====== Records shown

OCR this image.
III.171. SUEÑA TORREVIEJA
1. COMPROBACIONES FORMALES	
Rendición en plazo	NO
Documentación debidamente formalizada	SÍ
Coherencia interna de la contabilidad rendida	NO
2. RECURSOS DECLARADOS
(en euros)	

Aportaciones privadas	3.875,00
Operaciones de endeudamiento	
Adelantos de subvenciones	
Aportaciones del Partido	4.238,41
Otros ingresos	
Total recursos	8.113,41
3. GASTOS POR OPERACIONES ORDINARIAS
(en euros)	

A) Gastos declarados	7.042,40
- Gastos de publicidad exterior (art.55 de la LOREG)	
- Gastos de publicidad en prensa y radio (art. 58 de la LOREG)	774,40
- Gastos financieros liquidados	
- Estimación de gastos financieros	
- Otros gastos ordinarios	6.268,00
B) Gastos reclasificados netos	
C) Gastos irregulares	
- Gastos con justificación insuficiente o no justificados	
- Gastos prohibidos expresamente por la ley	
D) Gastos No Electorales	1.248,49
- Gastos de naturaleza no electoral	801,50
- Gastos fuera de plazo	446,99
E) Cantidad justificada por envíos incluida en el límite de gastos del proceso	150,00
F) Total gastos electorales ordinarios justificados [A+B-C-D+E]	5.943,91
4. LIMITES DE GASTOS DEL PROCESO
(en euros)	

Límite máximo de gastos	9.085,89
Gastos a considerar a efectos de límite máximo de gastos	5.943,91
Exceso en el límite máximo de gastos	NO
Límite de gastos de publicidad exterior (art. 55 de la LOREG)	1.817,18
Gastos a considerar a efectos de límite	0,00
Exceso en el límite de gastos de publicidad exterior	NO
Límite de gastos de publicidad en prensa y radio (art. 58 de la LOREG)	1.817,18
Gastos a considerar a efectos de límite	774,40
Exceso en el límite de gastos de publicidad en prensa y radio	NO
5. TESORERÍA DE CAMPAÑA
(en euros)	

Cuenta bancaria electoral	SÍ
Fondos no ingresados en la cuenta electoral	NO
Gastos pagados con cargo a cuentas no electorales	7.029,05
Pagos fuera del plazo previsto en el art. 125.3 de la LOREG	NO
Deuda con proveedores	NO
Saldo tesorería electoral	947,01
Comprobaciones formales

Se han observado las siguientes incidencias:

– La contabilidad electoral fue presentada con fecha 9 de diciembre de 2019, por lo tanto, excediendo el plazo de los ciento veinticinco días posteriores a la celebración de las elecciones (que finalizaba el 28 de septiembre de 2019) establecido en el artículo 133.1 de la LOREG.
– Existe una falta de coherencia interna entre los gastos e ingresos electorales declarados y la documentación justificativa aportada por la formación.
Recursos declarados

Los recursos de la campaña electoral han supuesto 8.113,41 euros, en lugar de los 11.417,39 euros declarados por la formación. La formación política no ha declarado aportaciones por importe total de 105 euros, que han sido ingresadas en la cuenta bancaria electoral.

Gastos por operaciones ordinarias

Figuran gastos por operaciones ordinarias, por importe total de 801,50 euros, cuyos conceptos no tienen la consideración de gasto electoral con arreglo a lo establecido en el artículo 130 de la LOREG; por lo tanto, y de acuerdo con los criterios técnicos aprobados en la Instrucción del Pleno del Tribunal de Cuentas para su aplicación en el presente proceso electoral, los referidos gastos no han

============

Task description:
Across the data above, how many lines include the word "importe"? Give only the count.

Result of the exercise:
2